▸ **Task prompt**
Reproduce the data exactly and drop any pictures it holds.

# # # # #

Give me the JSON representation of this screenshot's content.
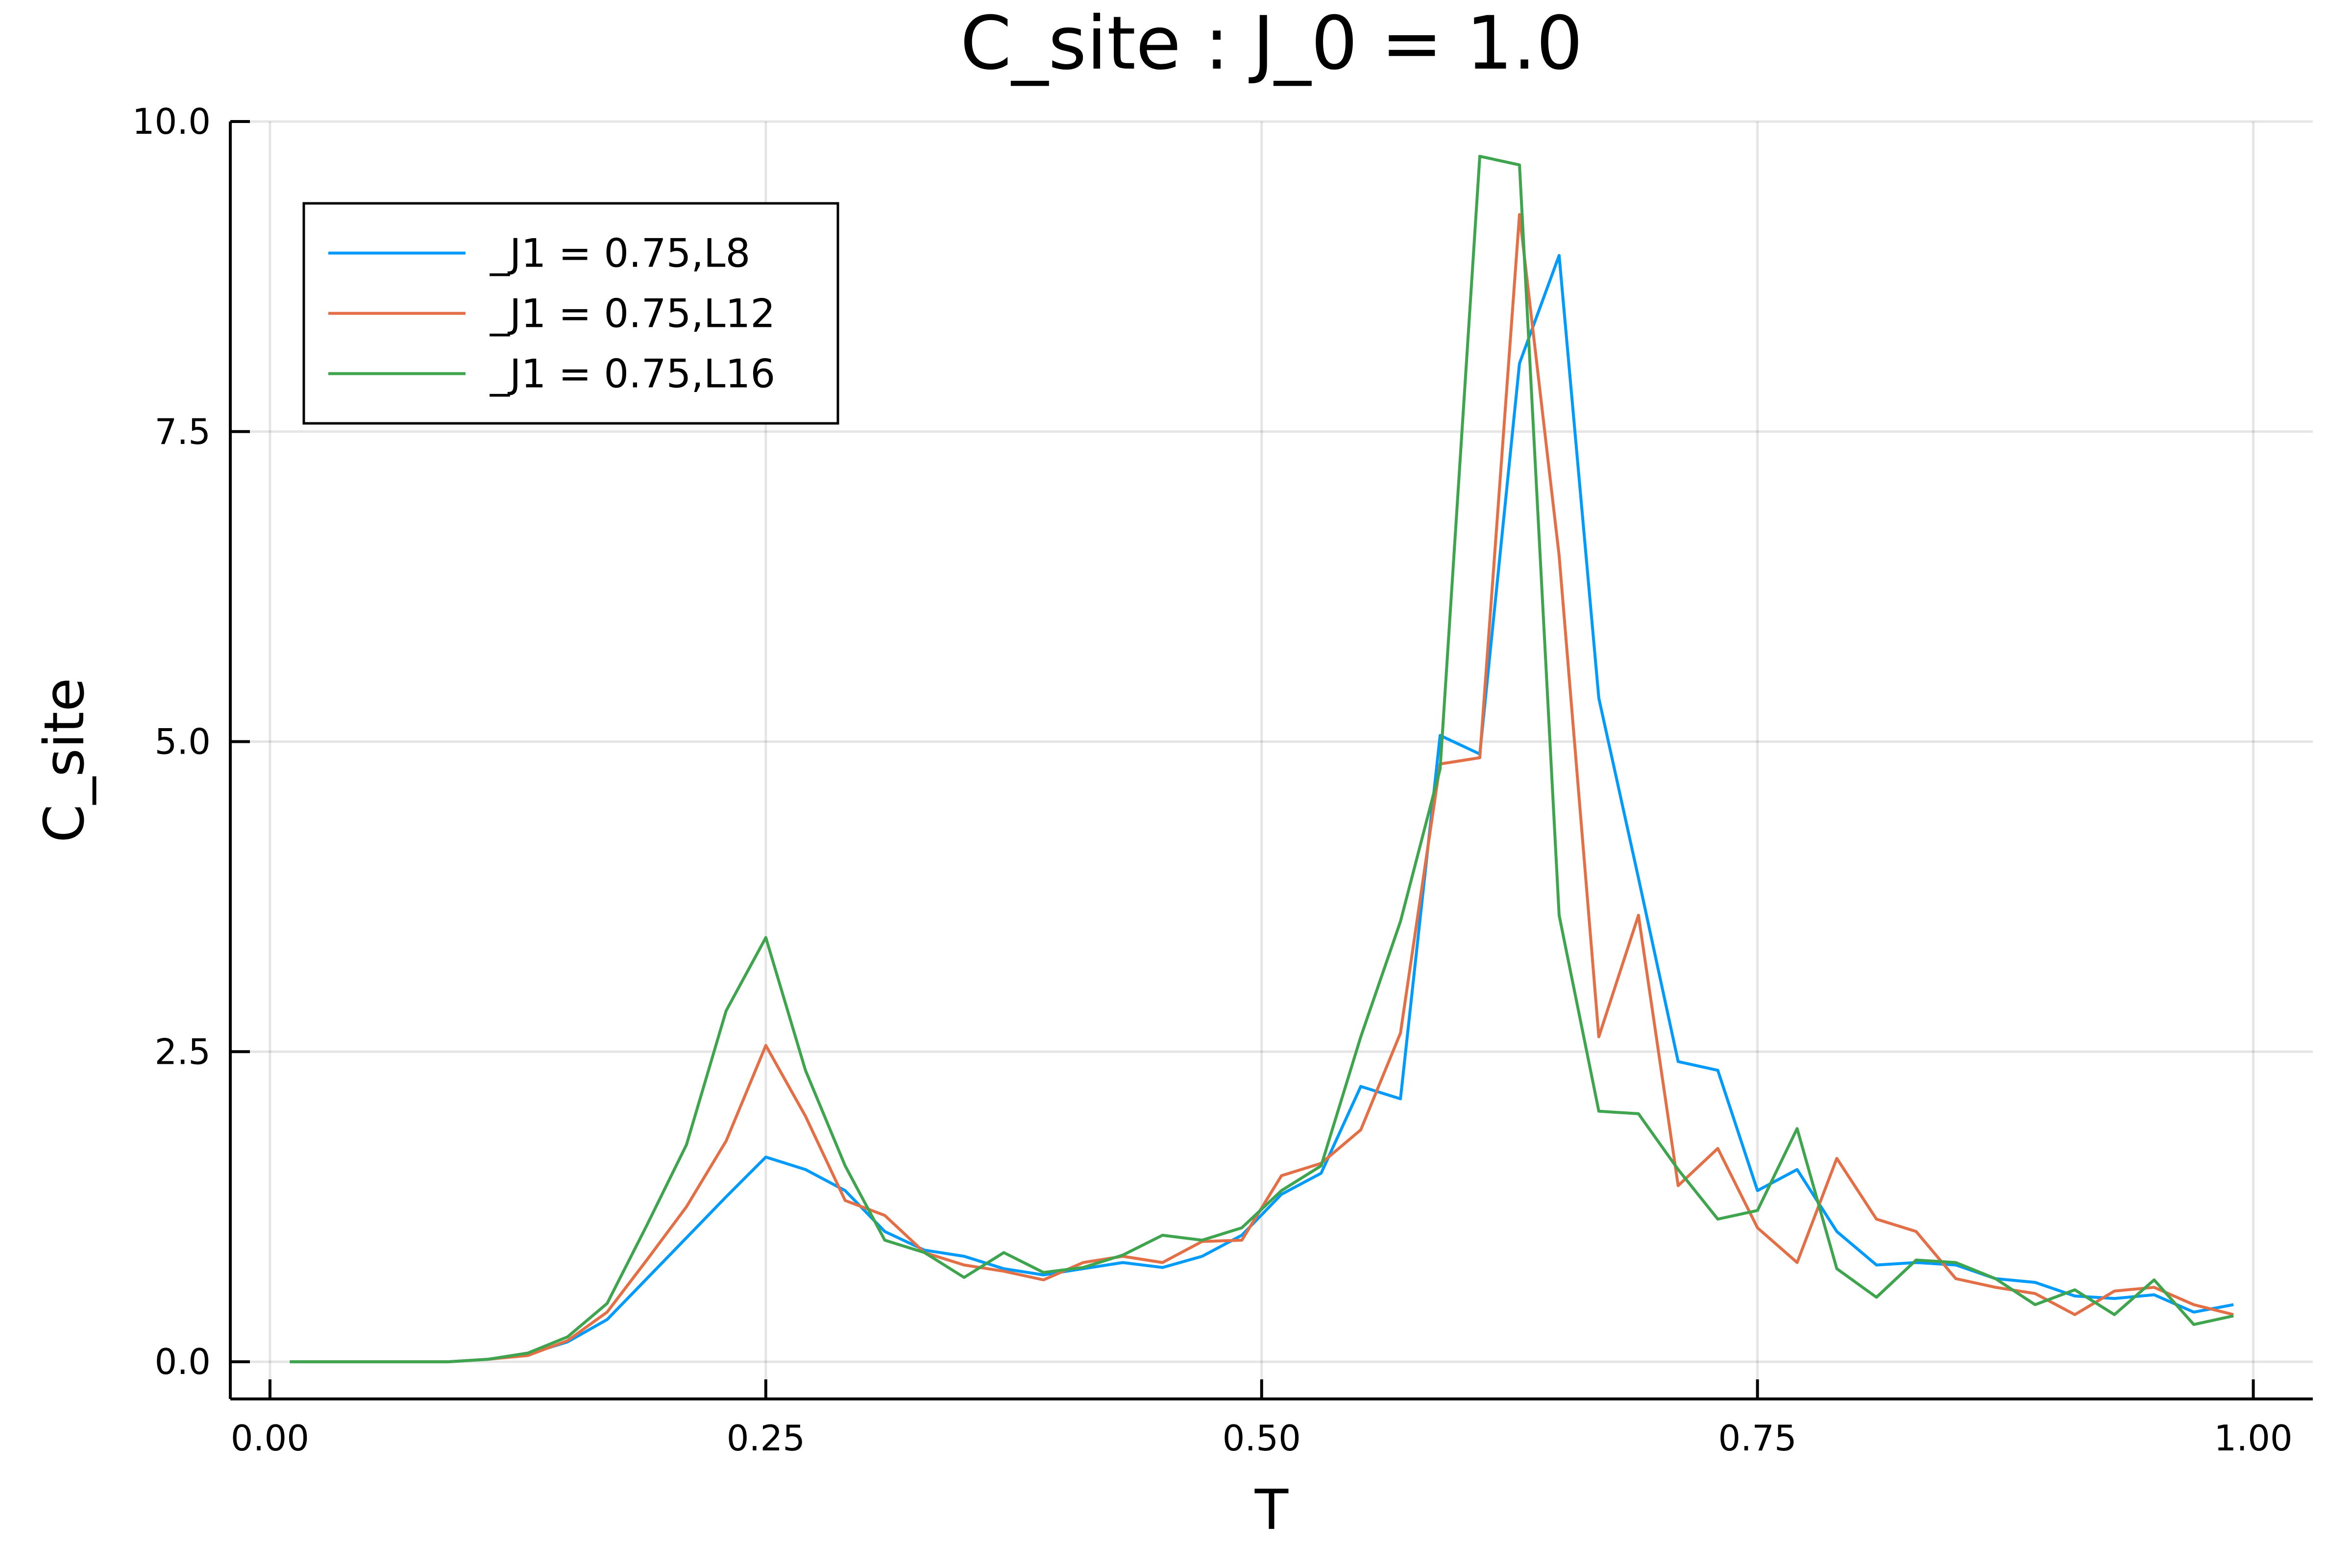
{
  "chart_data": {
    "type": "line",
    "title": "C_site : J_0 = 1.0",
    "xlabel": "T",
    "ylabel": "C_site",
    "xlim": [
      -0.02,
      1.03
    ],
    "ylim": [
      -0.3,
      10.0
    ],
    "xticks": [
      0.0,
      0.25,
      0.5,
      0.75,
      1.0
    ],
    "xtick_labels": [
      "0.00",
      "0.25",
      "0.50",
      "0.75",
      "1.00"
    ],
    "yticks": [
      0.0,
      2.5,
      5.0,
      7.5,
      10.0
    ],
    "ytick_labels": [
      "0.0",
      "2.5",
      "5.0",
      "7.5",
      "10.0"
    ],
    "grid": true,
    "legend_position": "top-left",
    "x": [
      0.01,
      0.03,
      0.05,
      0.07,
      0.09,
      0.11,
      0.13,
      0.15,
      0.17,
      0.19,
      0.21,
      0.23,
      0.25,
      0.27,
      0.29,
      0.31,
      0.33,
      0.35,
      0.37,
      0.39,
      0.41,
      0.43,
      0.45,
      0.47,
      0.49,
      0.51,
      0.53,
      0.55,
      0.57,
      0.59,
      0.61,
      0.63,
      0.65,
      0.67,
      0.69,
      0.71,
      0.73,
      0.75,
      0.77,
      0.79,
      0.81,
      0.83,
      0.85,
      0.87,
      0.89,
      0.91,
      0.93,
      0.95,
      0.97,
      0.99
    ],
    "series": [
      {
        "name": "_J1 = 0.75,L8",
        "color": "#009AFA",
        "values": [
          0.0,
          0.0,
          0.0,
          0.0,
          0.0,
          0.02,
          0.06,
          0.16,
          0.34,
          0.67,
          1.0,
          1.33,
          1.65,
          1.55,
          1.38,
          1.05,
          0.9,
          0.85,
          0.75,
          0.7,
          0.75,
          0.8,
          0.76,
          0.85,
          1.02,
          1.35,
          1.52,
          2.22,
          2.12,
          5.05,
          4.9,
          8.05,
          8.92,
          5.35,
          3.9,
          2.42,
          2.35,
          1.38,
          1.55,
          1.05,
          0.78,
          0.8,
          0.78,
          0.67,
          0.64,
          0.53,
          0.51,
          0.54,
          0.4,
          0.46
        ]
      },
      {
        "name": "_J1 = 0.75,L12",
        "color": "#E36F47",
        "values": [
          0.0,
          0.0,
          0.0,
          0.0,
          0.0,
          0.02,
          0.05,
          0.17,
          0.4,
          0.82,
          1.25,
          1.78,
          2.55,
          1.98,
          1.3,
          1.18,
          0.88,
          0.78,
          0.73,
          0.66,
          0.8,
          0.85,
          0.8,
          0.97,
          0.98,
          1.5,
          1.6,
          1.87,
          2.65,
          4.82,
          4.87,
          9.25,
          6.5,
          2.62,
          3.6,
          1.42,
          1.72,
          1.08,
          0.8,
          1.64,
          1.15,
          1.05,
          0.67,
          0.6,
          0.55,
          0.38,
          0.57,
          0.6,
          0.46,
          0.38
        ]
      },
      {
        "name": "_J1 = 0.75,L16",
        "color": "#3EA44E",
        "values": [
          0.0,
          0.0,
          0.0,
          0.0,
          0.0,
          0.02,
          0.07,
          0.2,
          0.47,
          1.1,
          1.75,
          2.83,
          3.42,
          2.35,
          1.58,
          0.98,
          0.88,
          0.68,
          0.88,
          0.72,
          0.76,
          0.86,
          1.02,
          0.98,
          1.08,
          1.38,
          1.58,
          2.62,
          3.55,
          4.78,
          9.72,
          9.65,
          3.6,
          2.02,
          2.0,
          1.55,
          1.15,
          1.22,
          1.88,
          0.75,
          0.52,
          0.82,
          0.8,
          0.67,
          0.46,
          0.58,
          0.38,
          0.66,
          0.3,
          0.37
        ]
      }
    ]
  }
}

# # # # #

▸ **Written solution**
Give me the JSON representation of this screenshot's content.
{
  "chart_data": {
    "type": "line",
    "title": "C_site : J_0 = 1.0",
    "xlabel": "T",
    "ylabel": "C_site",
    "xlim": [
      -0.02,
      1.03
    ],
    "ylim": [
      -0.3,
      10.0
    ],
    "xticks": [
      0.0,
      0.25,
      0.5,
      0.75,
      1.0
    ],
    "xtick_labels": [
      "0.00",
      "0.25",
      "0.50",
      "0.75",
      "1.00"
    ],
    "yticks": [
      0.0,
      2.5,
      5.0,
      7.5,
      10.0
    ],
    "ytick_labels": [
      "0.0",
      "2.5",
      "5.0",
      "7.5",
      "10.0"
    ],
    "grid": true,
    "legend_position": "top-left",
    "x": [
      0.01,
      0.03,
      0.05,
      0.07,
      0.09,
      0.11,
      0.13,
      0.15,
      0.17,
      0.19,
      0.21,
      0.23,
      0.25,
      0.27,
      0.29,
      0.31,
      0.33,
      0.35,
      0.37,
      0.39,
      0.41,
      0.43,
      0.45,
      0.47,
      0.49,
      0.51,
      0.53,
      0.55,
      0.57,
      0.59,
      0.61,
      0.63,
      0.65,
      0.67,
      0.69,
      0.71,
      0.73,
      0.75,
      0.77,
      0.79,
      0.81,
      0.83,
      0.85,
      0.87,
      0.89,
      0.91,
      0.93,
      0.95,
      0.97,
      0.99
    ],
    "series": [
      {
        "name": "_J1 = 0.75,L8",
        "color": "#009AFA",
        "values": [
          0.0,
          0.0,
          0.0,
          0.0,
          0.0,
          0.02,
          0.06,
          0.16,
          0.34,
          0.67,
          1.0,
          1.33,
          1.65,
          1.55,
          1.38,
          1.05,
          0.9,
          0.85,
          0.75,
          0.7,
          0.75,
          0.8,
          0.76,
          0.85,
          1.02,
          1.35,
          1.52,
          2.22,
          2.12,
          5.05,
          4.9,
          8.05,
          8.92,
          5.35,
          3.9,
          2.42,
          2.35,
          1.38,
          1.55,
          1.05,
          0.78,
          0.8,
          0.78,
          0.67,
          0.64,
          0.53,
          0.51,
          0.54,
          0.4,
          0.46
        ]
      },
      {
        "name": "_J1 = 0.75,L12",
        "color": "#E36F47",
        "values": [
          0.0,
          0.0,
          0.0,
          0.0,
          0.0,
          0.02,
          0.05,
          0.17,
          0.4,
          0.82,
          1.25,
          1.78,
          2.55,
          1.98,
          1.3,
          1.18,
          0.88,
          0.78,
          0.73,
          0.66,
          0.8,
          0.85,
          0.8,
          0.97,
          0.98,
          1.5,
          1.6,
          1.87,
          2.65,
          4.82,
          4.87,
          9.25,
          6.5,
          2.62,
          3.6,
          1.42,
          1.72,
          1.08,
          0.8,
          1.64,
          1.15,
          1.05,
          0.67,
          0.6,
          0.55,
          0.38,
          0.57,
          0.6,
          0.46,
          0.38
        ]
      },
      {
        "name": "_J1 = 0.75,L16",
        "color": "#3EA44E",
        "values": [
          0.0,
          0.0,
          0.0,
          0.0,
          0.0,
          0.02,
          0.07,
          0.2,
          0.47,
          1.1,
          1.75,
          2.83,
          3.42,
          2.35,
          1.58,
          0.98,
          0.88,
          0.68,
          0.88,
          0.72,
          0.76,
          0.86,
          1.02,
          0.98,
          1.08,
          1.38,
          1.58,
          2.62,
          3.55,
          4.78,
          9.72,
          9.65,
          3.6,
          2.02,
          2.0,
          1.55,
          1.15,
          1.22,
          1.88,
          0.75,
          0.52,
          0.82,
          0.8,
          0.67,
          0.46,
          0.58,
          0.38,
          0.66,
          0.3,
          0.37
        ]
      }
    ]
  }
}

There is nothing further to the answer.